Here are some records; copy every line that holds the word "Kasviatlas".

......

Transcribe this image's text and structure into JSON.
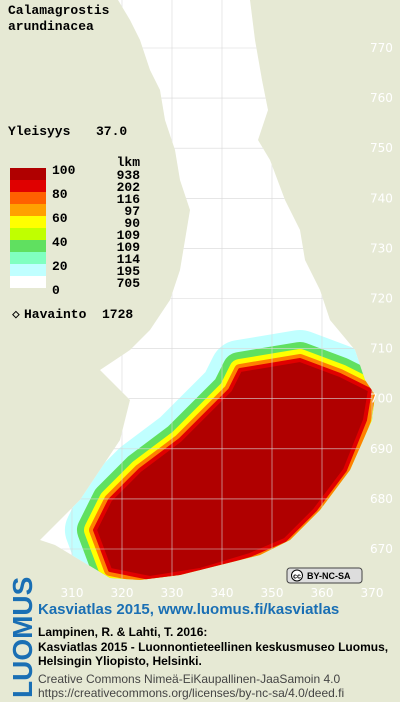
{
  "header": {
    "title_lines": [
      "Calamagrostis",
      "arundinacea"
    ],
    "frequency_label": "Yleisyys",
    "frequency_value": "37.0"
  },
  "legend": {
    "scale_labels": [
      100,
      80,
      60,
      40,
      20,
      0
    ],
    "count_header": "lkm",
    "counts": [
      938,
      202,
      116,
      97,
      90,
      109,
      109,
      114,
      195,
      705
    ],
    "observation_label": "Havainto",
    "observation_count": 1728
  },
  "map": {
    "northing_labels": [
      770,
      760,
      750,
      740,
      730,
      720,
      710,
      700,
      690,
      680,
      670
    ],
    "easting_labels": [
      310,
      320,
      330,
      340,
      350,
      360,
      370
    ],
    "license_badge": "BY-NC-SA"
  },
  "footer": {
    "logo": "LUOMUS",
    "link_line": "Kasviatlas 2015, www.luomus.fi/kasviatlas",
    "citation": [
      "Lampinen, R. & Lahti, T. 2016:",
      "Kasviatlas 2015 - Luonnontieteellinen keskusmuseo Luomus,",
      "Helsingin Yliopisto, Helsinki."
    ],
    "license": [
      "Creative Commons Nimeä-EiKaupallinen-JaaSamoin 4.0",
      "https://creativecommons.org/licenses/by-nc-sa/4.0/deed.fi"
    ]
  }
}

......

◆ RESULT OF THE TASK:
    "link_line": "Kasviatlas 2015, www.luomus.fi/kasviatlas",
      "Kasviatlas 2015 - Luonnontieteellinen keskusmuseo Luomus,",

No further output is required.